Data for this task:

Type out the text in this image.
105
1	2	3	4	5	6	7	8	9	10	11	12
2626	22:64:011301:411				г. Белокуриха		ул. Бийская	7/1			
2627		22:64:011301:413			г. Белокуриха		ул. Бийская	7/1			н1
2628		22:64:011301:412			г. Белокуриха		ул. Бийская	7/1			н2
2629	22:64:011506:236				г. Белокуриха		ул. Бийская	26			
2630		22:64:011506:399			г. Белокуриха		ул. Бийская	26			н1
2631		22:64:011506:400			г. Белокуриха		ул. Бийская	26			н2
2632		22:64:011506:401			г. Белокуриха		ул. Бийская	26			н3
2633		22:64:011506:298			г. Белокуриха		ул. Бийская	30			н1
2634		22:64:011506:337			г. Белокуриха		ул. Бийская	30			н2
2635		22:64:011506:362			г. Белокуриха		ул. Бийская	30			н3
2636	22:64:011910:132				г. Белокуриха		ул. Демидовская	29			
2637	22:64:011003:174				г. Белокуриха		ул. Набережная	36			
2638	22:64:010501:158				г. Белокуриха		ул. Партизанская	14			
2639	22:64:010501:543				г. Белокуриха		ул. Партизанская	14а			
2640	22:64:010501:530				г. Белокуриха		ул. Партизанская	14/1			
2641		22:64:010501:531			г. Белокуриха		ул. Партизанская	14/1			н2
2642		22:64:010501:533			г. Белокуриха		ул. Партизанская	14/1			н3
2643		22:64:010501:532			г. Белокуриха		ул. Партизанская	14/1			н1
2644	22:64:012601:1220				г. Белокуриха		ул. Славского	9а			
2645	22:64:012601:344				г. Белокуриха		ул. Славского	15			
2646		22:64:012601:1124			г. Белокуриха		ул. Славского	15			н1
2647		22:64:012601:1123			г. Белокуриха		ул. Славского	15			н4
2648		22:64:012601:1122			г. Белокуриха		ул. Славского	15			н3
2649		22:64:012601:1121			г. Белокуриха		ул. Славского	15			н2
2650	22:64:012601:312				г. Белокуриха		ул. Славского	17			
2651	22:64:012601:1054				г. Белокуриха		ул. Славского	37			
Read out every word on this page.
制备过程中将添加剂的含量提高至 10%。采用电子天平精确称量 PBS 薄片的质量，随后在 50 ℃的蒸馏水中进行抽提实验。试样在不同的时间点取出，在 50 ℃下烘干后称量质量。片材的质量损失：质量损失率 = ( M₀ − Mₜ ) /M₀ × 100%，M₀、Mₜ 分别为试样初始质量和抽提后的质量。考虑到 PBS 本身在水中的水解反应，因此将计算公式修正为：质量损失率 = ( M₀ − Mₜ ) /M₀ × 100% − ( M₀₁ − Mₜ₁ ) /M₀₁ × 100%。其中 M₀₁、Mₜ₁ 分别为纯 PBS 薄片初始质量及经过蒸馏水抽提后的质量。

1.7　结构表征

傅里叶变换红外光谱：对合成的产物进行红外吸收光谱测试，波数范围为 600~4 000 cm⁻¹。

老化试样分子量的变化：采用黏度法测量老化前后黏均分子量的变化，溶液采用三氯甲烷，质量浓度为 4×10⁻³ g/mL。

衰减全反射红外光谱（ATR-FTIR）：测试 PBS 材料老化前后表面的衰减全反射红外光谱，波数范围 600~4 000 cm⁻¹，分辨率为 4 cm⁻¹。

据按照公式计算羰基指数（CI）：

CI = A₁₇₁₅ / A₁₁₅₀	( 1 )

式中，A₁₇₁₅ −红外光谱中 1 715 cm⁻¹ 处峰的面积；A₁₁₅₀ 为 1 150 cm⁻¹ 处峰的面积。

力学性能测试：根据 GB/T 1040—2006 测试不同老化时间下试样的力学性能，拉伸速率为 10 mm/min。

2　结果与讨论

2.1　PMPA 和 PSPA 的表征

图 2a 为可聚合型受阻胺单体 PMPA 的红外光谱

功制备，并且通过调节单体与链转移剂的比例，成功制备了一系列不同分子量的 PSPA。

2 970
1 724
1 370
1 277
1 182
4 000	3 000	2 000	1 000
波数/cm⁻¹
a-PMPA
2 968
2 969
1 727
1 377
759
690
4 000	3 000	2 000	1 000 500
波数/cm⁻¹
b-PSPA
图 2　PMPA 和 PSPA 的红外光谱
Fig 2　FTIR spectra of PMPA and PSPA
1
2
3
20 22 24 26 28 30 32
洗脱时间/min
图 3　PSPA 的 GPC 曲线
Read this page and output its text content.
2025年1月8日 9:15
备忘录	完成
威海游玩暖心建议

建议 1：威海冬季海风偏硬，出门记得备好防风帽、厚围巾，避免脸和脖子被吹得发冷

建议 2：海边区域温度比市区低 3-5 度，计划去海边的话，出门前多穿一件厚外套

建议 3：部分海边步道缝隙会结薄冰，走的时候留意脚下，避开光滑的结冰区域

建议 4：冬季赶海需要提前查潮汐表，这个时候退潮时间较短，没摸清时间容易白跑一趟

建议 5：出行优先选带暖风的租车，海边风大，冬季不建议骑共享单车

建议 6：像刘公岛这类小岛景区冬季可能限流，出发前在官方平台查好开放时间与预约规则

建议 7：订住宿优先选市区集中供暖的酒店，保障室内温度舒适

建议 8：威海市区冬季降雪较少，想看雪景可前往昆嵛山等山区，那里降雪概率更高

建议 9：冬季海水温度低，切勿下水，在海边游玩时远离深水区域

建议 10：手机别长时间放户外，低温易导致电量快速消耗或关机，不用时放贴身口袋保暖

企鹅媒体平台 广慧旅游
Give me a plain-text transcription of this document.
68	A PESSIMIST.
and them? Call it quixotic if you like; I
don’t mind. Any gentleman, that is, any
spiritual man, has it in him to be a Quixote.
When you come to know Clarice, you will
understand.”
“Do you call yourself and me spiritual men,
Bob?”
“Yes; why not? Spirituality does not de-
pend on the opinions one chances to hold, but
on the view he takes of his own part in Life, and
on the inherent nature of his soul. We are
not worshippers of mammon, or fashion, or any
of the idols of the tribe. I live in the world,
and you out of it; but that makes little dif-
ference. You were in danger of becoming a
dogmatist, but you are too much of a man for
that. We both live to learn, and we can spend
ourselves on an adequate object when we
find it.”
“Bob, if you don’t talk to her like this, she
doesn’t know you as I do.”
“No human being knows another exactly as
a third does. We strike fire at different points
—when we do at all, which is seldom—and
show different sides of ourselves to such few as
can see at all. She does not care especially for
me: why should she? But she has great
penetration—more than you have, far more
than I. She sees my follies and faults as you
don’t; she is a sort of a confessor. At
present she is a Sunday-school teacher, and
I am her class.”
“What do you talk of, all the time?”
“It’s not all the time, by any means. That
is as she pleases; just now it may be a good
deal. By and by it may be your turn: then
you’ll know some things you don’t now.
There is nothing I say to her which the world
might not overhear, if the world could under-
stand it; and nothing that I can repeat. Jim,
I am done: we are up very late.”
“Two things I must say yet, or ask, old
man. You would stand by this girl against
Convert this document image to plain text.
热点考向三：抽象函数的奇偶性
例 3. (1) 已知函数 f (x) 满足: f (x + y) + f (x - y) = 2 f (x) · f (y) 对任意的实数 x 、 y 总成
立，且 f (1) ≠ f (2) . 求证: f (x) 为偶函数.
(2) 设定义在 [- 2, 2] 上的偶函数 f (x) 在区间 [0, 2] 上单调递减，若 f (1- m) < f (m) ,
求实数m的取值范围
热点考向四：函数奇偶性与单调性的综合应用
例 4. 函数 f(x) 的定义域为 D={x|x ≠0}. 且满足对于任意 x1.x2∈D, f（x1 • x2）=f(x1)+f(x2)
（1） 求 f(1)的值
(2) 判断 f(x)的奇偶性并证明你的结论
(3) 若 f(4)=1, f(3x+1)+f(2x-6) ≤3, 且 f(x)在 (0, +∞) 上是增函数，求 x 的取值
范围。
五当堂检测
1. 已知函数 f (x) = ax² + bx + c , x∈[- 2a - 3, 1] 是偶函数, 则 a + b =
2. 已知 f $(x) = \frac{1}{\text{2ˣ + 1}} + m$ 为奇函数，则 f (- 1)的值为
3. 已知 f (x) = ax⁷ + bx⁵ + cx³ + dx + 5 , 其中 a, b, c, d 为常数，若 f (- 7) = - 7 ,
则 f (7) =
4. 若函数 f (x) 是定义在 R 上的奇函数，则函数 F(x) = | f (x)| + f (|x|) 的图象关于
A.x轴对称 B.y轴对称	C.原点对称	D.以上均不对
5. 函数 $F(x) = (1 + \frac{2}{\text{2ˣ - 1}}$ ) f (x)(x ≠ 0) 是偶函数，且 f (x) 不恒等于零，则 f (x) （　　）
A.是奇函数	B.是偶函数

Aim: Of the lines above, how many include the word "like"? Reply with the number alone.

Solution: 2